▶ Work required: Scan the lines below for the string "title" and copy every one that has it.

▶ Exercise data:
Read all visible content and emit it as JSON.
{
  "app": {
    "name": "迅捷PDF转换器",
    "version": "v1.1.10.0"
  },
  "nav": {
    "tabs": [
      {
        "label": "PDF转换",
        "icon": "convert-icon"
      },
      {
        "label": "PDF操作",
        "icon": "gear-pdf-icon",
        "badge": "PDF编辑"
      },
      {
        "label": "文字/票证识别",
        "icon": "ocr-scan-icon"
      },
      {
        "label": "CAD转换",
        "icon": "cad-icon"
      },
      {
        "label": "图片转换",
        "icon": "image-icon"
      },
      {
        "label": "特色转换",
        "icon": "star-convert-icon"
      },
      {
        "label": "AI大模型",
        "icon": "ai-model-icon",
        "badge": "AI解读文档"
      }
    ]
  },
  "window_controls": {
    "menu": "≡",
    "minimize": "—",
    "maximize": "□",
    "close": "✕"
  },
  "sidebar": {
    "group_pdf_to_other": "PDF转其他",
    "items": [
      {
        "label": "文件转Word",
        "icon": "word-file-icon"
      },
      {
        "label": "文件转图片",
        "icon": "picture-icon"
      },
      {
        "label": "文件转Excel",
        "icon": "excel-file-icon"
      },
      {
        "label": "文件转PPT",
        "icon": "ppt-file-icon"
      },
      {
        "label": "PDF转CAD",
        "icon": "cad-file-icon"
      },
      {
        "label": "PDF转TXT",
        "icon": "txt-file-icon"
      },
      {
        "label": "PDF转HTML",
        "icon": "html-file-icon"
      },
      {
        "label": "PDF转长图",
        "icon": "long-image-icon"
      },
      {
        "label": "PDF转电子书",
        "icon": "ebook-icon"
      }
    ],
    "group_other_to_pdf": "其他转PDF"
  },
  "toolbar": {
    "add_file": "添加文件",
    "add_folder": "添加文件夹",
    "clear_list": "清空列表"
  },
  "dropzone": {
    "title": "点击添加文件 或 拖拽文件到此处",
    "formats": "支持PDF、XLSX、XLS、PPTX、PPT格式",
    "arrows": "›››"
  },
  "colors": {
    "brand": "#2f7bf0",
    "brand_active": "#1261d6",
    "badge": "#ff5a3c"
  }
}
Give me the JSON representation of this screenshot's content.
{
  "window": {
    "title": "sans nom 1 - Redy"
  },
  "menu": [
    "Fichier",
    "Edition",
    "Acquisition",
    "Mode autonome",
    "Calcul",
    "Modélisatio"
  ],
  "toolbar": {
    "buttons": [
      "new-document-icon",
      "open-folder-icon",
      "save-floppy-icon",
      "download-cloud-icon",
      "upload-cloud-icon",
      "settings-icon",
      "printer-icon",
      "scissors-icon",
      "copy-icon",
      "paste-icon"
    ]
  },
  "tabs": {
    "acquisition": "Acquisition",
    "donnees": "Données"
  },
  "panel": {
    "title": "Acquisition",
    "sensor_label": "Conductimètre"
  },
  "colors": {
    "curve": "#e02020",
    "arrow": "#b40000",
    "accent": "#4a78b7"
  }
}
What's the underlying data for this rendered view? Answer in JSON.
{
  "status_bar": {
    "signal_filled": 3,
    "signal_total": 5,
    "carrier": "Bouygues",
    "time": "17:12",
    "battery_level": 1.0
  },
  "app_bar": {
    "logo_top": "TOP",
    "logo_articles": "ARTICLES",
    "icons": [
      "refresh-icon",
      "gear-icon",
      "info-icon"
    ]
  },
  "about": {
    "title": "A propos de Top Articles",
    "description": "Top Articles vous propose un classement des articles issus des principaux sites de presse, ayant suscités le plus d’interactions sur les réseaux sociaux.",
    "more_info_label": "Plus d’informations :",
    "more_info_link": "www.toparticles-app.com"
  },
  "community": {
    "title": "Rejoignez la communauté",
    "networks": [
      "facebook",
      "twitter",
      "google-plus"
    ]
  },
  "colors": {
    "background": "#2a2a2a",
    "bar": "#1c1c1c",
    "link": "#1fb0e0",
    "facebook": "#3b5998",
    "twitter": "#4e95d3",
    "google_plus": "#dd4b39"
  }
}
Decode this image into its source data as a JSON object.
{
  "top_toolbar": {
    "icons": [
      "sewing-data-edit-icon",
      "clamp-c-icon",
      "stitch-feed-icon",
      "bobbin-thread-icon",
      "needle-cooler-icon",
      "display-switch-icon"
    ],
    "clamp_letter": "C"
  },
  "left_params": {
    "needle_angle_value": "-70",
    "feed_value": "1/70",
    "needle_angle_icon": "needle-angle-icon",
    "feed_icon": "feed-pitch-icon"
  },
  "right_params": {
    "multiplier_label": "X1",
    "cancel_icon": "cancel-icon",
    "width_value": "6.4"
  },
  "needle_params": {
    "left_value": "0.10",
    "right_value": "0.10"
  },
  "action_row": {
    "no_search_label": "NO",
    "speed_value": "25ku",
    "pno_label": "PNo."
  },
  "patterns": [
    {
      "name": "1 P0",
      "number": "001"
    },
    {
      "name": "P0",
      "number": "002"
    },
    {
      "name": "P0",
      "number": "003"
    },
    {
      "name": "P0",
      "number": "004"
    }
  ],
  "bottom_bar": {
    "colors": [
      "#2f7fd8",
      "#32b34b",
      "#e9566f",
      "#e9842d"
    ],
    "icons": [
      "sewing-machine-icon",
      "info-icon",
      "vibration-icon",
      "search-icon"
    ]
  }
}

▶ Result:
    "title": "点击添加文件 或 拖拽文件到此处",
    "title": "sans nom 1 - Redy"
    "title": "Acquisition",
    "title": "A propos de Top Articles",
    "title": "Rejoignez la communauté",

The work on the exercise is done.